--- start of Data shown ---
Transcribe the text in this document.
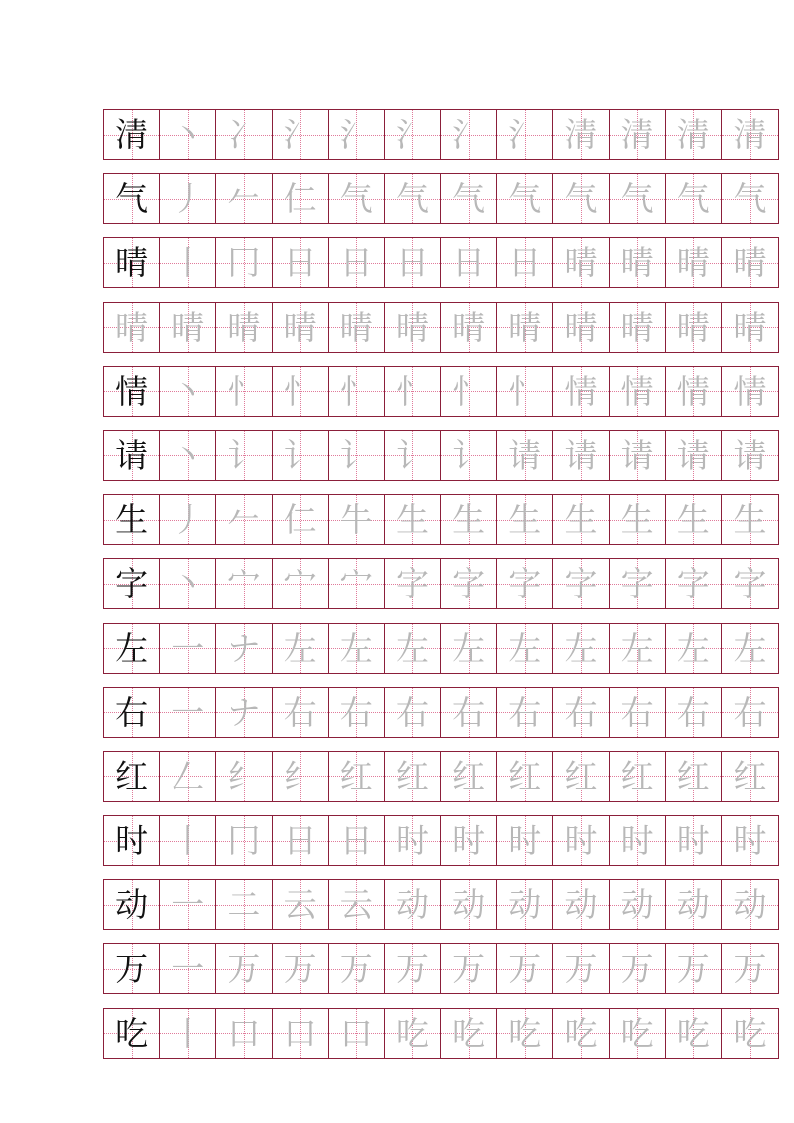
清 丶 冫 氵 氵 氵 氵 氵 清 清 清 清
气 丿 𠂉 仁 气 气 气 气 气 气 气 气
晴 丨 冂 日 日 日 日 日 晴 晴 晴 晴
晴 晴 晴 晴 晴 晴 晴 晴 晴 晴 晴 晴
情 丶 忄 忄 忄 忄 忄 忄 情 情 情 情
请 丶 讠 讠 讠 讠 讠 请 请 请 请 请
生 丿 𠂉 仁 牛 生 生 生 生 生 生 生
字 丶 宀 宀 宀 字 字 字 字 字 字 字
左 一 ナ 左 左 左 左 左 左 左 左 左
右 一 ナ 右 右 右 右 右 右 右 右 右
红 𠃋 纟 纟 红 红 红 红 红 红 红 红
时 丨 冂 日 日 时 时 时 时 时 时 时
动 一 二 云 云 动 动 动 动 动 动 动
万 一 万 万 万 万 万 万 万 万 万 万
吃 丨 口 口 口 吃 吃 吃 吃 吃 吃 吃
--- end of Data shown ---
▶ [Problem details] Copy the data word for word. Pictures do not go in the copy.

▶ [Solution for this exercise]
Transcribe the text in this document.
清 丶 冫 氵 氵 氵 氵 氵 清 清 清 清
气 丿 𠂉 仁 气 气 气 气 气 气 气 气
晴 丨 冂 日 日 日 日 日 晴 晴 晴 晴
晴 晴 晴 晴 晴 晴 晴 晴 晴 晴 晴 晴
情 丶 忄 忄 忄 忄 忄 忄 情 情 情 情
请 丶 讠 讠 讠 讠 讠 请 请 请 请 请
生 丿 𠂉 仁 牛 生 生 生 生 生 生 生
字 丶 宀 宀 宀 字 字 字 字 字 字 字
左 一 ナ 左 左 左 左 左 左 左 左 左
右 一 ナ 右 右 右 右 右 右 右 右 右
红 𠃋 纟 纟 红 红 红 红 红 红 红 红
时 丨 冂 日 日 时 时 时 时 时 时 时
动 一 二 云 云 动 动 动 动 动 动 动
万 一 万 万 万 万 万 万 万 万 万 万
吃 丨 口 口 口 吃 吃 吃 吃 吃 吃 吃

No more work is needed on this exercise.